Exercise description =>
Rewrite every line of the items below, replacing each "y-tick-label" with "y-axis-tick-label" and keeping everything else unchanged.

Listed records =>
--- Begin ---
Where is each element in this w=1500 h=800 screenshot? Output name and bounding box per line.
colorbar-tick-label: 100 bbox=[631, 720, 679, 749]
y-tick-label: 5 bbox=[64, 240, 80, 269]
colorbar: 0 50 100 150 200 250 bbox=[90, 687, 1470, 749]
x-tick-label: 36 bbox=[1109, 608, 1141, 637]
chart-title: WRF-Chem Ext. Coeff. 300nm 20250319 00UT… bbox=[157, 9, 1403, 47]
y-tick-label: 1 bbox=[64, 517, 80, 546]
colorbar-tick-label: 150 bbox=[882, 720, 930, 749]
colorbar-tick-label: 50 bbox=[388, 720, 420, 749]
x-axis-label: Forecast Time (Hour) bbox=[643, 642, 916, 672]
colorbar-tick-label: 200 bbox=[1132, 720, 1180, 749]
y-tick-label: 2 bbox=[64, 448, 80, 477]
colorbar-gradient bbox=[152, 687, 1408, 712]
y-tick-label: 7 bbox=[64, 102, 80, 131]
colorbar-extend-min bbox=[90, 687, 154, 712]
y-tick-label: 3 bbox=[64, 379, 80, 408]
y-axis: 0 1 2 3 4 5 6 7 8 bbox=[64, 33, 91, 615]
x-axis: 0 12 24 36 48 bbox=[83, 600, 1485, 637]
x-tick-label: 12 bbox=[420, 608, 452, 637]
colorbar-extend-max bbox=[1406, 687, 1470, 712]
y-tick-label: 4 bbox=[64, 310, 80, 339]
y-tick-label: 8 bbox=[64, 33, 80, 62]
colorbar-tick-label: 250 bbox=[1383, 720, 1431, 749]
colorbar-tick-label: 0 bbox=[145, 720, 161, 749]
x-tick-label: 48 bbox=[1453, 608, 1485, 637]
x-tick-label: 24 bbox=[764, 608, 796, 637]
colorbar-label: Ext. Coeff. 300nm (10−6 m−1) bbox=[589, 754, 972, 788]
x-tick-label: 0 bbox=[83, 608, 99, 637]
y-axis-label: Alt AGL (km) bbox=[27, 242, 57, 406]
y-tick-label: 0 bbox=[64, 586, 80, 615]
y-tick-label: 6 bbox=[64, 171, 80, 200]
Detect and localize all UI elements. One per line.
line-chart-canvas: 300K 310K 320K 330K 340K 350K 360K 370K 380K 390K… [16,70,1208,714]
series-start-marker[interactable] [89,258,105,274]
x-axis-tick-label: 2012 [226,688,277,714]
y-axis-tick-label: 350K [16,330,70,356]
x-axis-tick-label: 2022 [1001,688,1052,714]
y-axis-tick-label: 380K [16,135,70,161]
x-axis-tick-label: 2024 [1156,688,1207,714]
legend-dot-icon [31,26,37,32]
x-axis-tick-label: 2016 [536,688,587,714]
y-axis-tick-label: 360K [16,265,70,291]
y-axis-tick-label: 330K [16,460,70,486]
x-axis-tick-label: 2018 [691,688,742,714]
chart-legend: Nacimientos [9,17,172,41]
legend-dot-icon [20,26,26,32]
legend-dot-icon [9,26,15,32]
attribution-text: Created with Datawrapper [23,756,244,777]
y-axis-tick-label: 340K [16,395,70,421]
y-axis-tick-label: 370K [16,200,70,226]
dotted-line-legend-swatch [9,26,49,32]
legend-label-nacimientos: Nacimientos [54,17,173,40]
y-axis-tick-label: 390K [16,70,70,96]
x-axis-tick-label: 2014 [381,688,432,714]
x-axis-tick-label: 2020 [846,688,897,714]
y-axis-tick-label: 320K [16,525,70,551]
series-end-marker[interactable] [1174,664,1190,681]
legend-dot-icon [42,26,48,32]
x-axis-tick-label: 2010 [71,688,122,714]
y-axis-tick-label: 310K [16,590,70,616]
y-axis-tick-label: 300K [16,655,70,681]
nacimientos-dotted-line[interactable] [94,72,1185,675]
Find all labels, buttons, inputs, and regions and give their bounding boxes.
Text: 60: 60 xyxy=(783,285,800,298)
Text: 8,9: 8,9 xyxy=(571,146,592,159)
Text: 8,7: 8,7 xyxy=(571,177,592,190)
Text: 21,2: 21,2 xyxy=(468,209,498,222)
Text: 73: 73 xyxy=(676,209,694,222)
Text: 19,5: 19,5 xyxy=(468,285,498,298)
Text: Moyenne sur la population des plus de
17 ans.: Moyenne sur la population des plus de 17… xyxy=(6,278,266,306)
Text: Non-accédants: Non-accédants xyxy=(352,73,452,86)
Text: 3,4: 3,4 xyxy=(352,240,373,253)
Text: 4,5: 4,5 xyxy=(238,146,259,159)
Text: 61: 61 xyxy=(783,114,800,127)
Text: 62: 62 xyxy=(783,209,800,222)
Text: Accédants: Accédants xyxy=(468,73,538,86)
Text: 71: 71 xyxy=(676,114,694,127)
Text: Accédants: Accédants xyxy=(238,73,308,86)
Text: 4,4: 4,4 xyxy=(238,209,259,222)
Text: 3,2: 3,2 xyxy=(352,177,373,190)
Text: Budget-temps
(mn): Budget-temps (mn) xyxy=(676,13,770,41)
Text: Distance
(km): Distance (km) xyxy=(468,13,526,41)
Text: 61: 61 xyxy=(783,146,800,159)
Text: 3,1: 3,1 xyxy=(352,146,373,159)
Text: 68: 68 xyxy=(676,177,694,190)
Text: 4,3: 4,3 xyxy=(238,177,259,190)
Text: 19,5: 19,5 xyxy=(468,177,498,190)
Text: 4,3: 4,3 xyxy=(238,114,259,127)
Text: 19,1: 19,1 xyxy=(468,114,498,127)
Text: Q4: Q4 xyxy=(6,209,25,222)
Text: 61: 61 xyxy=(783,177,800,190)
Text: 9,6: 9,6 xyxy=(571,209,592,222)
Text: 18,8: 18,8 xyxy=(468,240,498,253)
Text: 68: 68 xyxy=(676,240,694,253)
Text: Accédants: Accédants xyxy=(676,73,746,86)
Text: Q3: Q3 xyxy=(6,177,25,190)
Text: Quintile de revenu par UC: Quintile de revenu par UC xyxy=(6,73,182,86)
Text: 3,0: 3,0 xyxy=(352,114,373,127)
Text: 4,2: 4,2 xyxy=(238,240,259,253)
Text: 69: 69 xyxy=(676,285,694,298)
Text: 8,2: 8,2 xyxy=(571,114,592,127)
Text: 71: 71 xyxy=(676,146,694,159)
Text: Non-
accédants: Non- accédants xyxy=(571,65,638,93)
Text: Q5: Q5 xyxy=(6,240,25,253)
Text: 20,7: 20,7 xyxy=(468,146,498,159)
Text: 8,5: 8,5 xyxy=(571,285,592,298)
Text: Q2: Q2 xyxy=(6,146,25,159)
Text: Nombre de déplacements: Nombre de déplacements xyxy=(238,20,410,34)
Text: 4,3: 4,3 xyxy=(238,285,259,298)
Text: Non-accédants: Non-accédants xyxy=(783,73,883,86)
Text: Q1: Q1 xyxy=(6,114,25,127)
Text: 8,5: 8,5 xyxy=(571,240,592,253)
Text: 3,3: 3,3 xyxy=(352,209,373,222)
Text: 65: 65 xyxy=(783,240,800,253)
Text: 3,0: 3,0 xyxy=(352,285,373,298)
--- End ---
Solution to this task =>
Where is each element in this w=1500 h=800 screenshot? Output name and bounding box per line.
colorbar-tick-label: 100 bbox=[631, 720, 679, 749]
y-axis-tick-label: 5 bbox=[64, 240, 80, 269]
colorbar: 0 50 100 150 200 250 bbox=[90, 687, 1470, 749]
x-tick-label: 36 bbox=[1109, 608, 1141, 637]
chart-title: WRF-Chem Ext. Coeff. 300nm 20250319 00UT… bbox=[157, 9, 1403, 47]
y-axis-tick-label: 1 bbox=[64, 517, 80, 546]
colorbar-tick-label: 150 bbox=[882, 720, 930, 749]
colorbar-tick-label: 50 bbox=[388, 720, 420, 749]
x-axis-label: Forecast Time (Hour) bbox=[643, 642, 916, 672]
colorbar-tick-label: 200 bbox=[1132, 720, 1180, 749]
y-axis-tick-label: 2 bbox=[64, 448, 80, 477]
colorbar-gradient bbox=[152, 687, 1408, 712]
y-axis-tick-label: 7 bbox=[64, 102, 80, 131]
colorbar-extend-min bbox=[90, 687, 154, 712]
y-axis-tick-label: 3 bbox=[64, 379, 80, 408]
y-axis: 0 1 2 3 4 5 6 7 8 bbox=[64, 33, 91, 615]
x-axis: 0 12 24 36 48 bbox=[83, 600, 1485, 637]
x-tick-label: 12 bbox=[420, 608, 452, 637]
colorbar-extend-max bbox=[1406, 687, 1470, 712]
y-axis-tick-label: 4 bbox=[64, 310, 80, 339]
y-axis-tick-label: 8 bbox=[64, 33, 80, 62]
colorbar-tick-label: 250 bbox=[1383, 720, 1431, 749]
colorbar-tick-label: 0 bbox=[145, 720, 161, 749]
x-tick-label: 48 bbox=[1453, 608, 1485, 637]
x-tick-label: 24 bbox=[764, 608, 796, 637]
colorbar-label: Ext. Coeff. 300nm (10−6 m−1) bbox=[589, 754, 972, 788]
x-tick-label: 0 bbox=[83, 608, 99, 637]
y-axis-label: Alt AGL (km) bbox=[27, 242, 57, 406]
y-axis-tick-label: 0 bbox=[64, 586, 80, 615]
y-axis-tick-label: 6 bbox=[64, 171, 80, 200]
Detect and localize all UI elements. One per line.
line-chart-canvas: 300K 310K 320K 330K 340K 350K 360K 370K 380K 390K… [16,70,1208,714]
series-start-marker[interactable] [89,258,105,274]
x-axis-tick-label: 2012 [226,688,277,714]
y-axis-tick-label: 350K [16,330,70,356]
x-axis-tick-label: 2022 [1001,688,1052,714]
y-axis-tick-label: 380K [16,135,70,161]
x-axis-tick-label: 2024 [1156,688,1207,714]
legend-dot-icon [31,26,37,32]
x-axis-tick-label: 2016 [536,688,587,714]
y-axis-tick-label: 360K [16,265,70,291]
y-axis-tick-label: 330K [16,460,70,486]
x-axis-tick-label: 2018 [691,688,742,714]
chart-legend: Nacimientos [9,17,172,41]
legend-dot-icon [20,26,26,32]
legend-dot-icon [9,26,15,32]
attribution-text: Created with Datawrapper [23,756,244,777]
y-axis-tick-label: 340K [16,395,70,421]
y-axis-tick-label: 370K [16,200,70,226]
dotted-line-legend-swatch [9,26,49,32]
legend-label-nacimientos: Nacimientos [54,17,173,40]
y-axis-tick-label: 390K [16,70,70,96]
x-axis-tick-label: 2014 [381,688,432,714]
x-axis-tick-label: 2020 [846,688,897,714]
y-axis-tick-label: 320K [16,525,70,551]
series-end-marker[interactable] [1174,664,1190,681]
legend-dot-icon [42,26,48,32]
x-axis-tick-label: 2010 [71,688,122,714]
y-axis-tick-label: 310K [16,590,70,616]
y-axis-tick-label: 300K [16,655,70,681]
nacimientos-dotted-line[interactable] [94,72,1185,675]
Find all labels, buttons, inputs, and regions and give their bounding boxes.
Text: 60: 60 xyxy=(783,285,800,298)
Text: 8,9: 8,9 xyxy=(571,146,592,159)
Text: 8,7: 8,7 xyxy=(571,177,592,190)
Text: 21,2: 21,2 xyxy=(468,209,498,222)
Text: 73: 73 xyxy=(676,209,694,222)
Text: 19,5: 19,5 xyxy=(468,285,498,298)
Text: Moyenne sur la population des plus de
17 ans.: Moyenne sur la population des plus de 17… xyxy=(6,278,266,306)
Text: Non-accédants: Non-accédants xyxy=(352,73,452,86)
Text: 3,4: 3,4 xyxy=(352,240,373,253)
Text: 4,5: 4,5 xyxy=(238,146,259,159)
Text: 61: 61 xyxy=(783,114,800,127)
Text: 62: 62 xyxy=(783,209,800,222)
Text: Accédants: Accédants xyxy=(468,73,538,86)
Text: 71: 71 xyxy=(676,114,694,127)
Text: Accédants: Accédants xyxy=(238,73,308,86)
Text: 4,4: 4,4 xyxy=(238,209,259,222)
Text: 3,2: 3,2 xyxy=(352,177,373,190)
Text: Budget-temps
(mn): Budget-temps (mn) xyxy=(676,13,770,41)
Text: Distance
(km): Distance (km) xyxy=(468,13,526,41)
Text: 61: 61 xyxy=(783,146,800,159)
Text: 3,1: 3,1 xyxy=(352,146,373,159)
Text: 68: 68 xyxy=(676,177,694,190)
Text: 4,3: 4,3 xyxy=(238,177,259,190)
Text: 19,5: 19,5 xyxy=(468,177,498,190)
Text: 4,3: 4,3 xyxy=(238,114,259,127)
Text: 19,1: 19,1 xyxy=(468,114,498,127)
Text: Q4: Q4 xyxy=(6,209,25,222)
Text: 61: 61 xyxy=(783,177,800,190)
Text: 9,6: 9,6 xyxy=(571,209,592,222)
Text: 18,8: 18,8 xyxy=(468,240,498,253)
Text: 68: 68 xyxy=(676,240,694,253)
Text: Accédants: Accédants xyxy=(676,73,746,86)
Text: Q3: Q3 xyxy=(6,177,25,190)
Text: Quintile de revenu par UC: Quintile de revenu par UC xyxy=(6,73,182,86)
Text: 3,0: 3,0 xyxy=(352,114,373,127)
Text: 4,2: 4,2 xyxy=(238,240,259,253)
Text: 69: 69 xyxy=(676,285,694,298)
Text: 8,2: 8,2 xyxy=(571,114,592,127)
Text: 71: 71 xyxy=(676,146,694,159)
Text: Non-
accédants: Non- accédants xyxy=(571,65,638,93)
Text: Q5: Q5 xyxy=(6,240,25,253)
Text: 20,7: 20,7 xyxy=(468,146,498,159)
Text: 8,5: 8,5 xyxy=(571,285,592,298)
Text: Q2: Q2 xyxy=(6,146,25,159)
Text: Nombre de déplacements: Nombre de déplacements xyxy=(238,20,410,34)
Text: 4,3: 4,3 xyxy=(238,285,259,298)
Text: Non-accédants: Non-accédants xyxy=(783,73,883,86)
Text: Q1: Q1 xyxy=(6,114,25,127)
Text: 8,5: 8,5 xyxy=(571,240,592,253)
Text: 3,3: 3,3 xyxy=(352,209,373,222)
Text: 65: 65 xyxy=(783,240,800,253)
Text: 3,0: 3,0 xyxy=(352,285,373,298)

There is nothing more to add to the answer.